--- EXERCISE AIM ---
Reproduce verbatim the stretch of the records from the very first line through the line containing "clip-right-graphic [521,711,548,742]".

--- RAW DATA ---
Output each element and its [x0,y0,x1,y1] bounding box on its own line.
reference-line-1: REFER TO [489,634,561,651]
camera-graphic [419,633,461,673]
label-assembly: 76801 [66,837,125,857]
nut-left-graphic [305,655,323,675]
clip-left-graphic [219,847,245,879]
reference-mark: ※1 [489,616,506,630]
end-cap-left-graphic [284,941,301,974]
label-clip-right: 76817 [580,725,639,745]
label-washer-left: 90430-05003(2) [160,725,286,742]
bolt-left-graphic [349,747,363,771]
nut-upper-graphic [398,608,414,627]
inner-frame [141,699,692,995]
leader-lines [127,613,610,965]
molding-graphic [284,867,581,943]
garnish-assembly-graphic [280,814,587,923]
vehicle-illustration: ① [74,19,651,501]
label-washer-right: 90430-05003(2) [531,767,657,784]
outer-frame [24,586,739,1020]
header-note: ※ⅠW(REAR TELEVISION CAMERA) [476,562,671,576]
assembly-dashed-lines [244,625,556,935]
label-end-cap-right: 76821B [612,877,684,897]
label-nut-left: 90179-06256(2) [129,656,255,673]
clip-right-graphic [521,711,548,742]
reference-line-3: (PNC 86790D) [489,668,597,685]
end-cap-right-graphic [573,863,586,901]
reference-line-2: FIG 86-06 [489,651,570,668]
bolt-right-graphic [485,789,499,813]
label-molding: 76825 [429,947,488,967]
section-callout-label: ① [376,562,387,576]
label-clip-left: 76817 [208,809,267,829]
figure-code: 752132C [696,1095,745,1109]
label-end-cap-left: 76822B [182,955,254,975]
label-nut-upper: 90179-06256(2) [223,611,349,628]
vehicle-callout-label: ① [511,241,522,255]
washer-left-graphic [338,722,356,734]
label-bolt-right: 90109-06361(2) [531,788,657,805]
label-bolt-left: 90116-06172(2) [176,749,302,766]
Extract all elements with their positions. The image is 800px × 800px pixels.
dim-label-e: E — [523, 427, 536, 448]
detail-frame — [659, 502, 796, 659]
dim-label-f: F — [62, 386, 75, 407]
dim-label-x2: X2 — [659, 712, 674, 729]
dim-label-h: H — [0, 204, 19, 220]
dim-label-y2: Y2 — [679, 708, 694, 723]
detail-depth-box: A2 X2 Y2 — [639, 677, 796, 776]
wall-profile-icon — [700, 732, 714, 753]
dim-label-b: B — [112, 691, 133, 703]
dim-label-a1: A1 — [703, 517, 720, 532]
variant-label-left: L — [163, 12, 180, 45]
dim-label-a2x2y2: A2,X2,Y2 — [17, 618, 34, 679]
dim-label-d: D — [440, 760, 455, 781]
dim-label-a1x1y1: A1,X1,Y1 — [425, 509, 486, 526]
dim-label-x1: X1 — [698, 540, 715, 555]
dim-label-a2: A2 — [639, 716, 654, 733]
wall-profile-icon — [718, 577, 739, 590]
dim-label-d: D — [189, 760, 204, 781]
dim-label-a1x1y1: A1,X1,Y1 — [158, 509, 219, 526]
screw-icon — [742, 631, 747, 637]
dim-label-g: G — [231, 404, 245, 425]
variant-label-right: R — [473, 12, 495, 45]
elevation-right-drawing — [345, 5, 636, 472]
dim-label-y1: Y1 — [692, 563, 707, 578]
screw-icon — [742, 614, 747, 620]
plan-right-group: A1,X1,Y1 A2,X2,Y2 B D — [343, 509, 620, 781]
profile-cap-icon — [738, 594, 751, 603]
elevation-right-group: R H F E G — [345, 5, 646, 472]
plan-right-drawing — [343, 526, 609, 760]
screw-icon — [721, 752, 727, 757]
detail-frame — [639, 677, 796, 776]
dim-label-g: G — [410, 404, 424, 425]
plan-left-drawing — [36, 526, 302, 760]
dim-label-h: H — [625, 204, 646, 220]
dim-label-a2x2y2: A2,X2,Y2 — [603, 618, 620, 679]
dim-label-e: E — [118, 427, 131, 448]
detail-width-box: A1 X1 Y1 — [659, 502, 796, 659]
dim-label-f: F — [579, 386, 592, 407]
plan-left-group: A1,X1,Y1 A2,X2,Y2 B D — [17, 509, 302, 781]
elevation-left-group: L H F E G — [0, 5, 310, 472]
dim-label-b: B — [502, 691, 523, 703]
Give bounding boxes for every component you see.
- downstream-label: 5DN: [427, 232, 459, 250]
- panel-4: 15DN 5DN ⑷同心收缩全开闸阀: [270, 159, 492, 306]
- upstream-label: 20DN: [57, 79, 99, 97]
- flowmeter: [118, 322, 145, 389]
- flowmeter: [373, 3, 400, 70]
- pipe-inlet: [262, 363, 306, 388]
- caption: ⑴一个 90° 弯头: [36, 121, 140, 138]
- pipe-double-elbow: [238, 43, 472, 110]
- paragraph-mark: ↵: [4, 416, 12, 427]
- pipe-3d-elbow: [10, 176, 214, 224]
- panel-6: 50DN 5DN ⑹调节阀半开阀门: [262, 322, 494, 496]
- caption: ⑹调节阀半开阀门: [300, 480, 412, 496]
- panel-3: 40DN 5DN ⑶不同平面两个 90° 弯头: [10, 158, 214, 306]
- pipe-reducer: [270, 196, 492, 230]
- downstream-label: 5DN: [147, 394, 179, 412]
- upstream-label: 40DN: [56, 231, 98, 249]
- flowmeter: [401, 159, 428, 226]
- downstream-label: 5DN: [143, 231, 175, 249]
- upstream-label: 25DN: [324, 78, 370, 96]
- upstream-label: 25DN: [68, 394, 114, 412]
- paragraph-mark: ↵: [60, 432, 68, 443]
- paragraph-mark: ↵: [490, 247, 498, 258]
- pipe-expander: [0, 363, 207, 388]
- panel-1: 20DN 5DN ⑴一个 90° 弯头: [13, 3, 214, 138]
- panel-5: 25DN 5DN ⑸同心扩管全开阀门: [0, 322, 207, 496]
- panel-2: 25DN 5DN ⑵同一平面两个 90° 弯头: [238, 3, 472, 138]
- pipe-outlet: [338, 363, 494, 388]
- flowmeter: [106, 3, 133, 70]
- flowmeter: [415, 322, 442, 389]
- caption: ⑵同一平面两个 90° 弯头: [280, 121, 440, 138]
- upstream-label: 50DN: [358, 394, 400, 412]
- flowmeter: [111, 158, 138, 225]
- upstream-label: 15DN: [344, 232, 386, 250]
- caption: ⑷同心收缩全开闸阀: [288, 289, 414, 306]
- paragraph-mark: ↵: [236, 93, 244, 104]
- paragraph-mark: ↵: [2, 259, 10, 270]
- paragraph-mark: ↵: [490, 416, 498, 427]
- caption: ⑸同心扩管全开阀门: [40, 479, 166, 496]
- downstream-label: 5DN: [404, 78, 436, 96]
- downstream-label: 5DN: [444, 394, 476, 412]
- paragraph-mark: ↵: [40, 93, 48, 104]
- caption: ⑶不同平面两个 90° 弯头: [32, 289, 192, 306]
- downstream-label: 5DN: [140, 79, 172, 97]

--- RESULT OF THIS TASK ---
Output each element and its [x0,y0,x1,y1] bounding box on its own line.
reference-line-1: REFER TO [489,634,561,651]
camera-graphic [419,633,461,673]
label-assembly: 76801 [66,837,125,857]
nut-left-graphic [305,655,323,675]
clip-left-graphic [219,847,245,879]
reference-mark: ※1 [489,616,506,630]
end-cap-left-graphic [284,941,301,974]
label-clip-right: 76817 [580,725,639,745]
label-washer-left: 90430-05003(2) [160,725,286,742]
bolt-left-graphic [349,747,363,771]
nut-upper-graphic [398,608,414,627]
inner-frame [141,699,692,995]
leader-lines [127,613,610,965]
molding-graphic [284,867,581,943]
garnish-assembly-graphic [280,814,587,923]
vehicle-illustration: ① [74,19,651,501]
label-washer-right: 90430-05003(2) [531,767,657,784]
outer-frame [24,586,739,1020]
header-note: ※ⅠW(REAR TELEVISION CAMERA) [476,562,671,576]
assembly-dashed-lines [244,625,556,935]
label-end-cap-right: 76821B [612,877,684,897]
label-nut-left: 90179-06256(2) [129,656,255,673]
clip-right-graphic [521,711,548,742]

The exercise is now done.